Locate the word "JustaGuyTV" in the material, then show every line that holds it.

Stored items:
>>>>>

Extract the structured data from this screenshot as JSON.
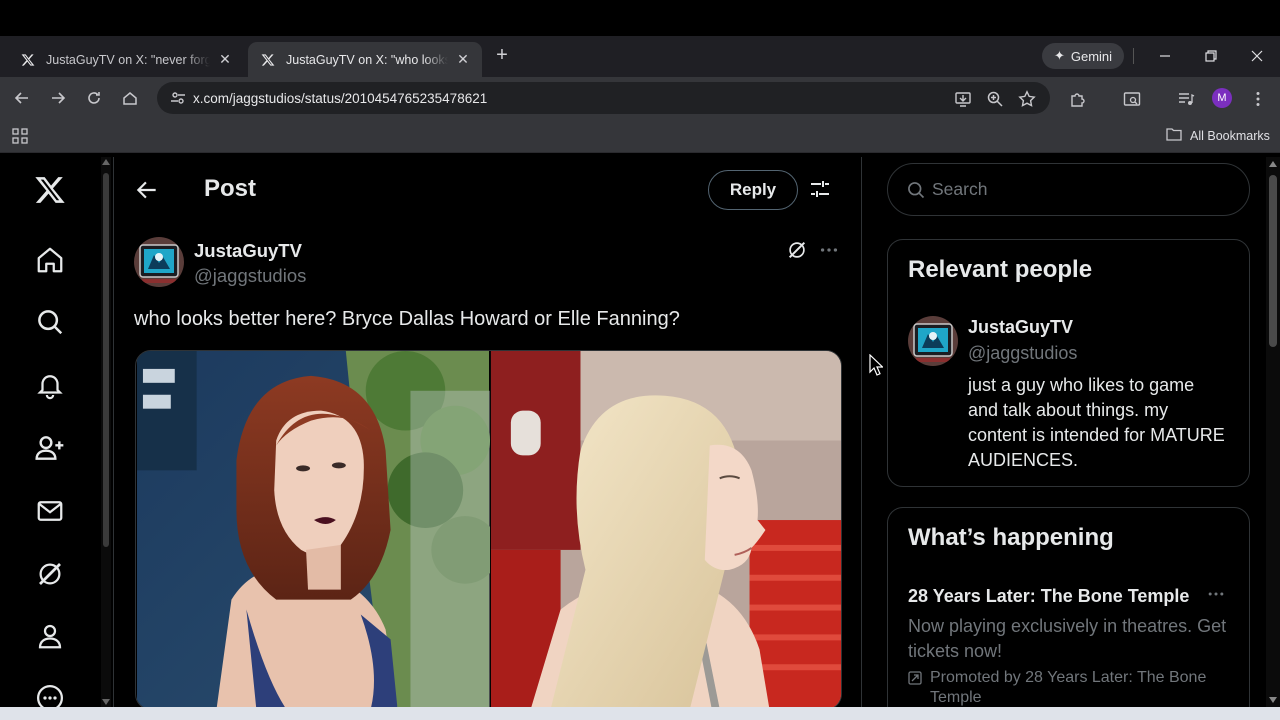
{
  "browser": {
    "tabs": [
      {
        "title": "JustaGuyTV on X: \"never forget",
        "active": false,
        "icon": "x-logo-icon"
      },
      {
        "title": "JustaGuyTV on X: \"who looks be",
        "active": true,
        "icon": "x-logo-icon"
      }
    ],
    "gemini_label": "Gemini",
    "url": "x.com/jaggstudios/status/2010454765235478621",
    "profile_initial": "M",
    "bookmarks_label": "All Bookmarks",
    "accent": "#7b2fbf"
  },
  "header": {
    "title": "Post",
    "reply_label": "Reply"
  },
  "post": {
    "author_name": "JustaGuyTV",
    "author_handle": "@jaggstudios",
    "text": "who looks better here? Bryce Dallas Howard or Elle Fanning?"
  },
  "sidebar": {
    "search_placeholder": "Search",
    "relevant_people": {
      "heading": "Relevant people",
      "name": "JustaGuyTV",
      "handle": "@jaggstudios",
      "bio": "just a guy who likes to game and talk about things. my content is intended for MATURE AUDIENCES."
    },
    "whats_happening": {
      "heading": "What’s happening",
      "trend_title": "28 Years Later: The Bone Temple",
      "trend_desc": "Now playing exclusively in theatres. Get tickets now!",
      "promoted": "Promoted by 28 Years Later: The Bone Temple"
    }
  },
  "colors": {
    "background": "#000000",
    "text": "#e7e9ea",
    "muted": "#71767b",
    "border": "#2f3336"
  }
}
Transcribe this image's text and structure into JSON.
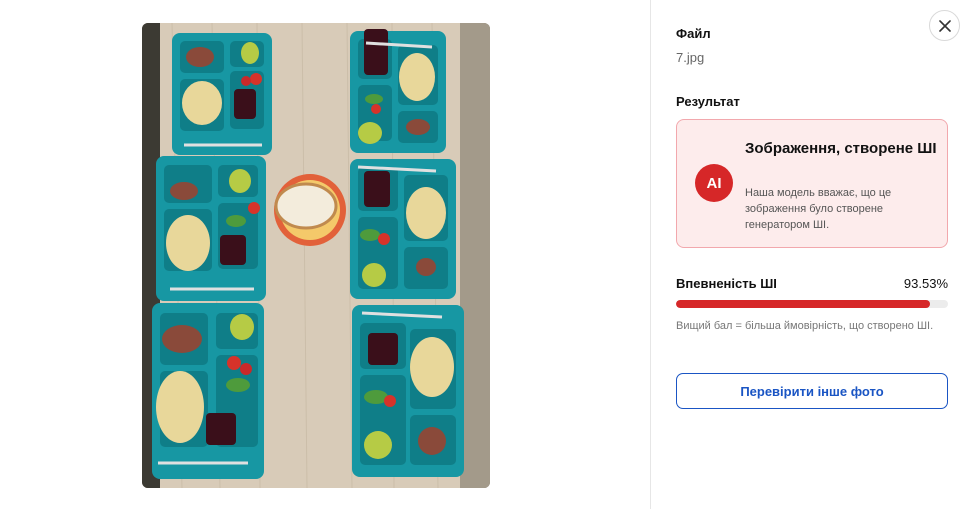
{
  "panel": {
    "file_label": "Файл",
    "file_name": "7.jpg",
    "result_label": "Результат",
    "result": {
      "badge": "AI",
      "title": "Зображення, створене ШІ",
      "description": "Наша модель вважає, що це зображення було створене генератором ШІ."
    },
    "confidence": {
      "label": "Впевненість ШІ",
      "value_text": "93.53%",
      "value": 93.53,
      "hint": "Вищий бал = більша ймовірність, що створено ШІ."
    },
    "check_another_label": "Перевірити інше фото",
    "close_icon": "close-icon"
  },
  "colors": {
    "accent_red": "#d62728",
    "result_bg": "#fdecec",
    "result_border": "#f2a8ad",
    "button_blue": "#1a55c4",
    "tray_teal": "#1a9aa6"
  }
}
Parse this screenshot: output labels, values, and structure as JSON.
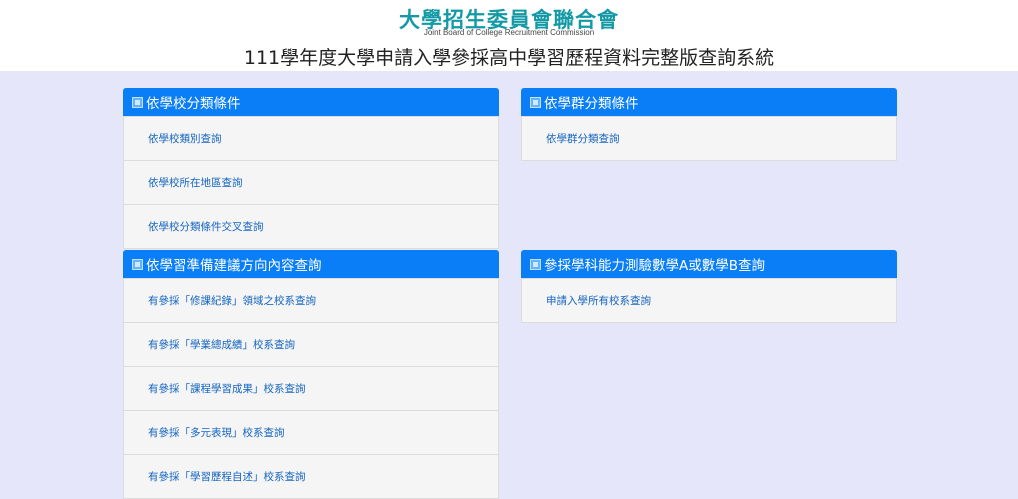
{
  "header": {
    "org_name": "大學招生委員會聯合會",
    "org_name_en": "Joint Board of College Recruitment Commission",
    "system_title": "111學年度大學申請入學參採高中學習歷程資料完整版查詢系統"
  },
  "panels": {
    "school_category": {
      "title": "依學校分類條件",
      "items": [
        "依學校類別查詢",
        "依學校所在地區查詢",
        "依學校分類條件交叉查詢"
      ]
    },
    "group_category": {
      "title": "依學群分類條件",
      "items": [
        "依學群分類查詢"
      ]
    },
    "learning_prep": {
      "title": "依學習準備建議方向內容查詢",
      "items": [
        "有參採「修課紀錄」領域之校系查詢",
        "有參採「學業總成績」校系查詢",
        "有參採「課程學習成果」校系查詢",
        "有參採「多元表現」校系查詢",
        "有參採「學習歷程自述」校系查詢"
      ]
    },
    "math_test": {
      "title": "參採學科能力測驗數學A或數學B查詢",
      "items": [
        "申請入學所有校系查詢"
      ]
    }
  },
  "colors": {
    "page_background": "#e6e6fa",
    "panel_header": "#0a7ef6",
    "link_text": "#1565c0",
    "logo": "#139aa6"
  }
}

<<<<<
>>>>>

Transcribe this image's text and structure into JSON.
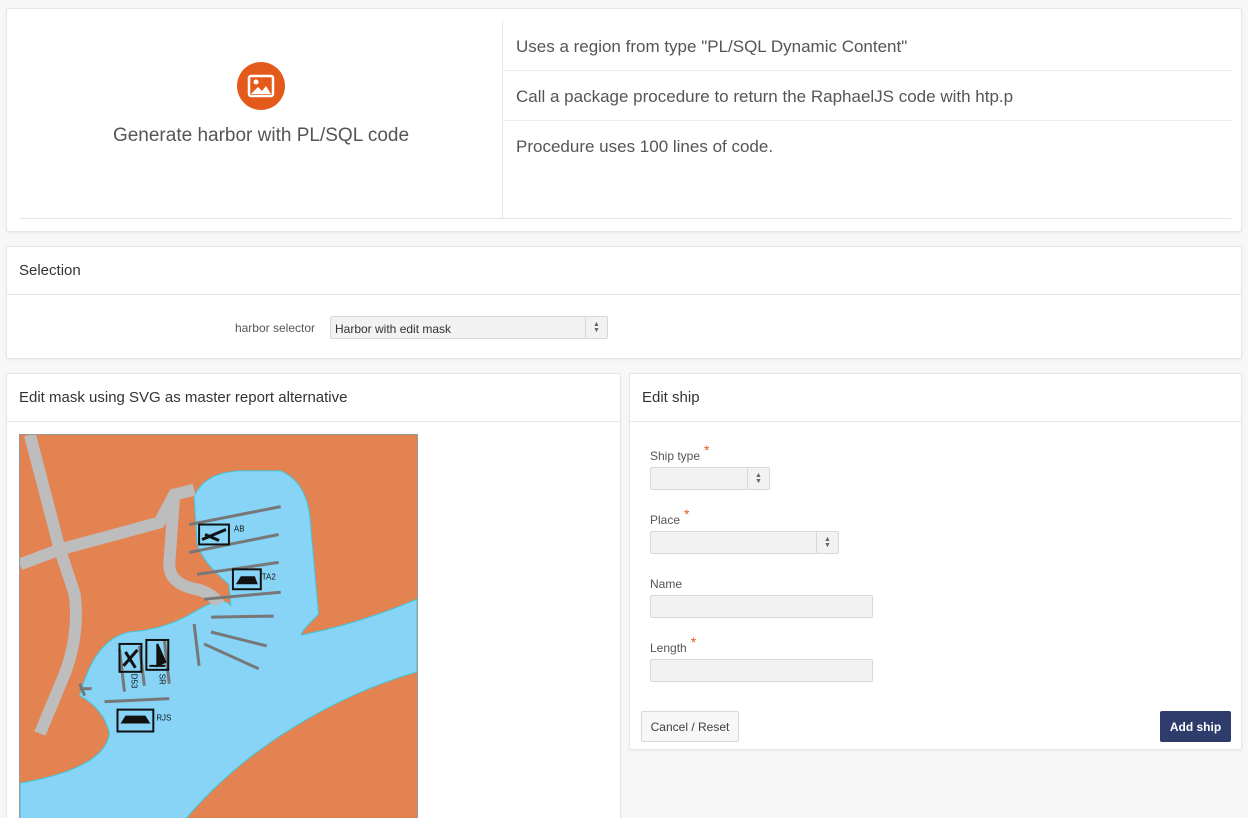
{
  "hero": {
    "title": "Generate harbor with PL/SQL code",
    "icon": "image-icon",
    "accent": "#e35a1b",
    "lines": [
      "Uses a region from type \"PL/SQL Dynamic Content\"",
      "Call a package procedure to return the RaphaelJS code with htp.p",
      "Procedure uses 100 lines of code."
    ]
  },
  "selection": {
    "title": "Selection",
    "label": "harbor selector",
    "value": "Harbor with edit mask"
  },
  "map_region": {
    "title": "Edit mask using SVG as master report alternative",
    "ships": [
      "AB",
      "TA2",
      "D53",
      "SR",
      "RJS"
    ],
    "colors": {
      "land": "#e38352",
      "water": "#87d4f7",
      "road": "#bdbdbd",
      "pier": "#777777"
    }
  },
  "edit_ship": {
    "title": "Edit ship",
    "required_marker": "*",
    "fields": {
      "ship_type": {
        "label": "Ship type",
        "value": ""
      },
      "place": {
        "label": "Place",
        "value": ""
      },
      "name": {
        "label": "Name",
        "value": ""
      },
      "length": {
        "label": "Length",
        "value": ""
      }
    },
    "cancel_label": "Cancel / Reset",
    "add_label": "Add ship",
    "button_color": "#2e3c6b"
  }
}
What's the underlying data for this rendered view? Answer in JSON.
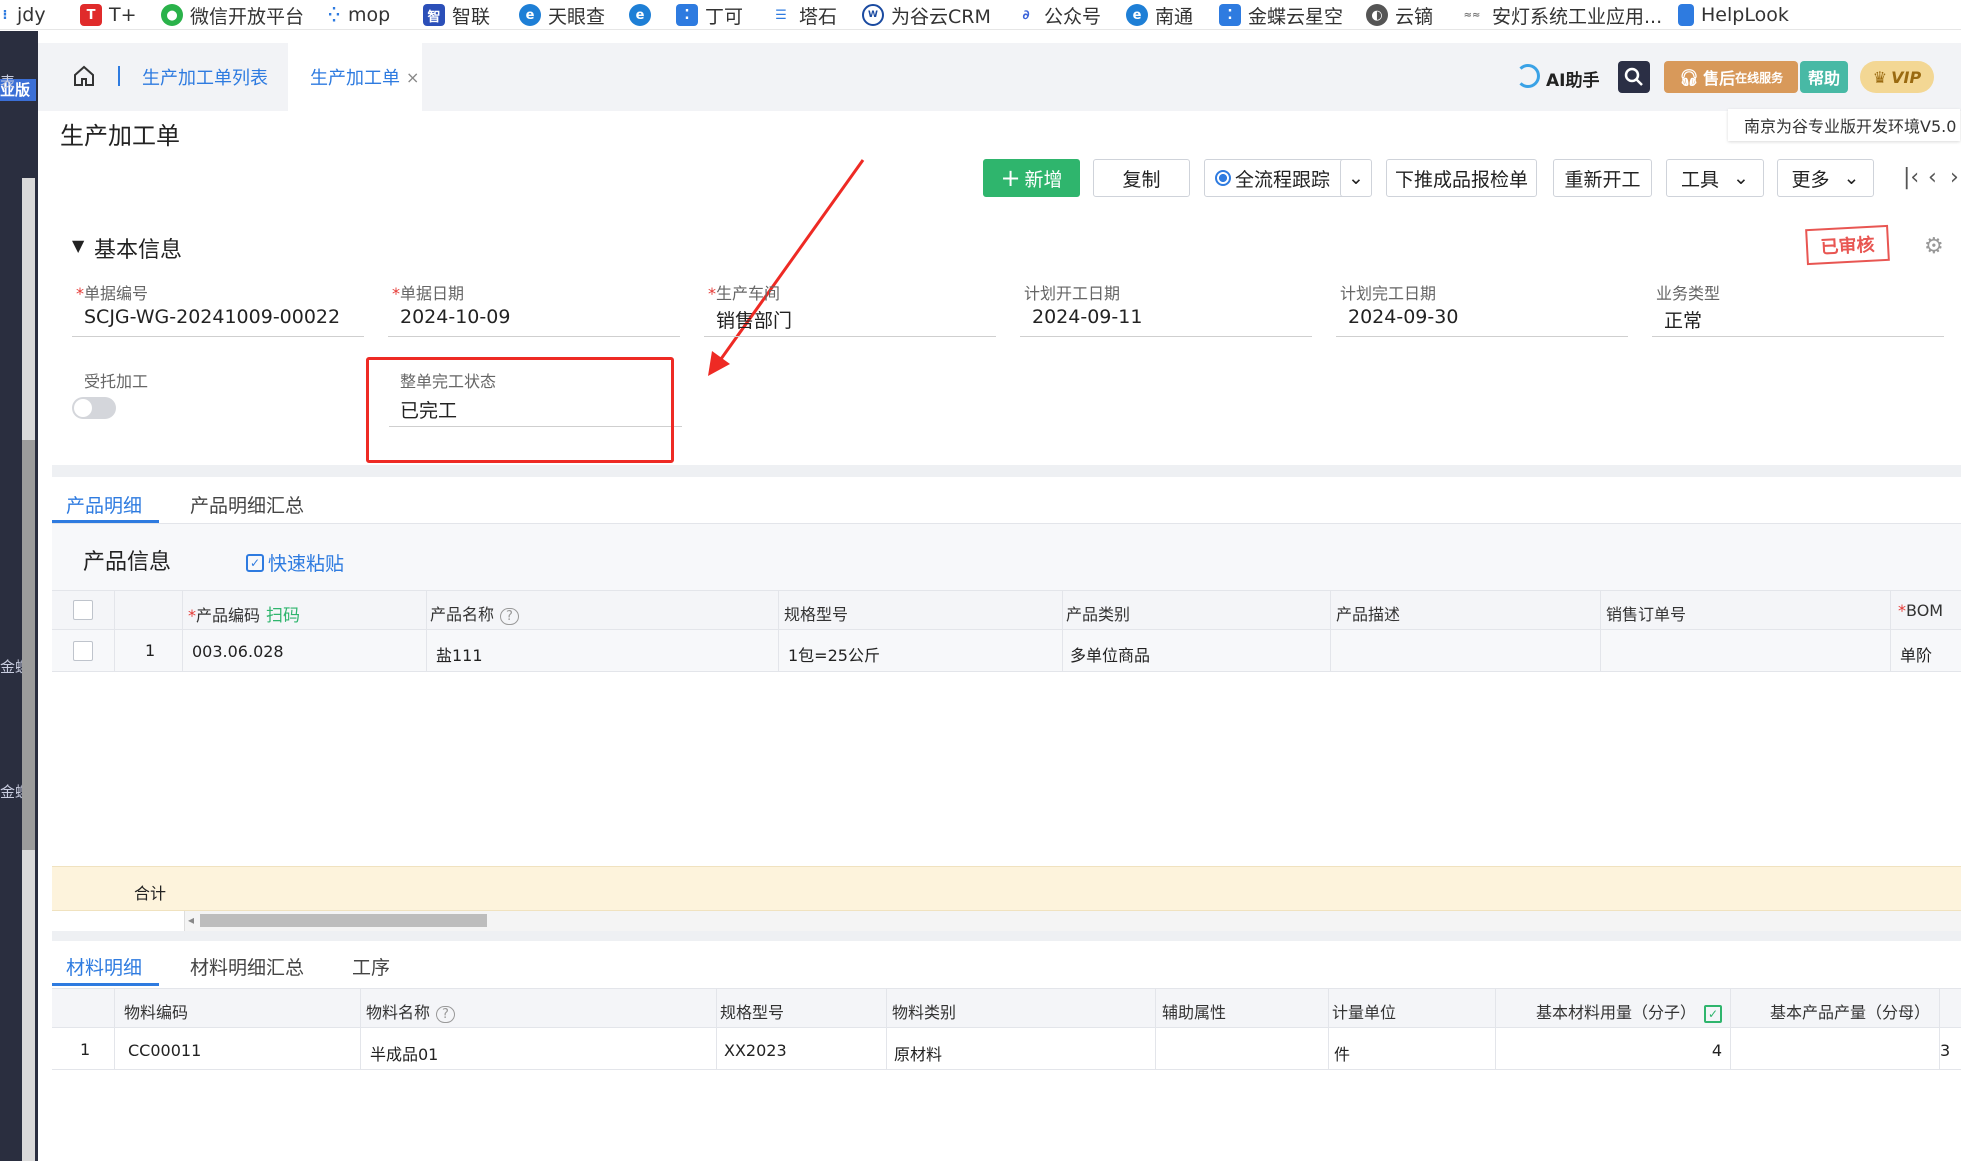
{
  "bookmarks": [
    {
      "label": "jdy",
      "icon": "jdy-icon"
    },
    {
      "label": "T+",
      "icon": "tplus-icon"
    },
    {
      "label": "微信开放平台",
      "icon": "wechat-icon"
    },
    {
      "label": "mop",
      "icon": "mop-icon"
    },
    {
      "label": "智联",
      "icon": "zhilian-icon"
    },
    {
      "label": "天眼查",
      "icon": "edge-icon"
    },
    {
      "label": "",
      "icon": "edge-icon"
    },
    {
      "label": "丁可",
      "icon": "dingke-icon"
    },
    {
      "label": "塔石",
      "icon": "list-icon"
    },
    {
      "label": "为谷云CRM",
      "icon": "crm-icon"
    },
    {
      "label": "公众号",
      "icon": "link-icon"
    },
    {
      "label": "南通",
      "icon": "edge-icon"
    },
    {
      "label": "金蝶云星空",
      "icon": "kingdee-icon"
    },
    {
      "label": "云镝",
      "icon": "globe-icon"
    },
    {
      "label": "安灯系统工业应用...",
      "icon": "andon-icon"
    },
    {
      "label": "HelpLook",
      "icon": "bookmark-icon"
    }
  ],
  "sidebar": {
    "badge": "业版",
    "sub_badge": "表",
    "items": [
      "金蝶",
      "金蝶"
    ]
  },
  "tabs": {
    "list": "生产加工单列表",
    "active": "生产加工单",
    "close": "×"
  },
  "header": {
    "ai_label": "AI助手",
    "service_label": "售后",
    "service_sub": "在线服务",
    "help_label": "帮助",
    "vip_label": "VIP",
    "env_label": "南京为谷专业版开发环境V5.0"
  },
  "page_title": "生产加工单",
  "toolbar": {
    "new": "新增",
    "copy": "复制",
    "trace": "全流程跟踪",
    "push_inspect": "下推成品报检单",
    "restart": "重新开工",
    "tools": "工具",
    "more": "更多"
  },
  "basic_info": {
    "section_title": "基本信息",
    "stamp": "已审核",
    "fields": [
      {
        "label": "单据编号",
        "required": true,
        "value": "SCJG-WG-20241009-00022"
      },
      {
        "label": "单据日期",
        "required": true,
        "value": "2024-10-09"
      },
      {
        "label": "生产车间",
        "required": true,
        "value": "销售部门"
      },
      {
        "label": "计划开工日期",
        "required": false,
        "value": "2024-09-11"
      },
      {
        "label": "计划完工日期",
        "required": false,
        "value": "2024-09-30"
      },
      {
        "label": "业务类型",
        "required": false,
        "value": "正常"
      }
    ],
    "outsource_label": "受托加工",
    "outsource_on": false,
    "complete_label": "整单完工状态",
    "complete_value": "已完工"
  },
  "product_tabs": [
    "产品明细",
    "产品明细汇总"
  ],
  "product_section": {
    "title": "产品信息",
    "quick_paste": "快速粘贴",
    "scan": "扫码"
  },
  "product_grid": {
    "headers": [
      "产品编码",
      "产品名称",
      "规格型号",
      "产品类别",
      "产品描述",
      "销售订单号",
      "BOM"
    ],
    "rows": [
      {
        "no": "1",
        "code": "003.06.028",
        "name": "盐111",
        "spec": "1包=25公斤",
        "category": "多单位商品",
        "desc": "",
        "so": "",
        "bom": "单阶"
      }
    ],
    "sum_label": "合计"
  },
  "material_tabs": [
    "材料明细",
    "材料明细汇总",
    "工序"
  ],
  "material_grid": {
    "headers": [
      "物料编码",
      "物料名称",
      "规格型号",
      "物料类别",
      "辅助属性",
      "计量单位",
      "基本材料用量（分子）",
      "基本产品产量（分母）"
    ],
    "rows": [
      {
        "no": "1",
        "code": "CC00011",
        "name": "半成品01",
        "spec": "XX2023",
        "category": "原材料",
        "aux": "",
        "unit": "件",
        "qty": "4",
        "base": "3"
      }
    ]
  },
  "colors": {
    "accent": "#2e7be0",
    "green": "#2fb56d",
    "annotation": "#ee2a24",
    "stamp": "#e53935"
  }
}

<<<<<

## Written solution
        "title": "JustaGuyTV on X: \"never forget",
        "title": "JustaGuyTV on X: \"who looks be",
    "author_name": "JustaGuyTV",
      "name": "JustaGuyTV",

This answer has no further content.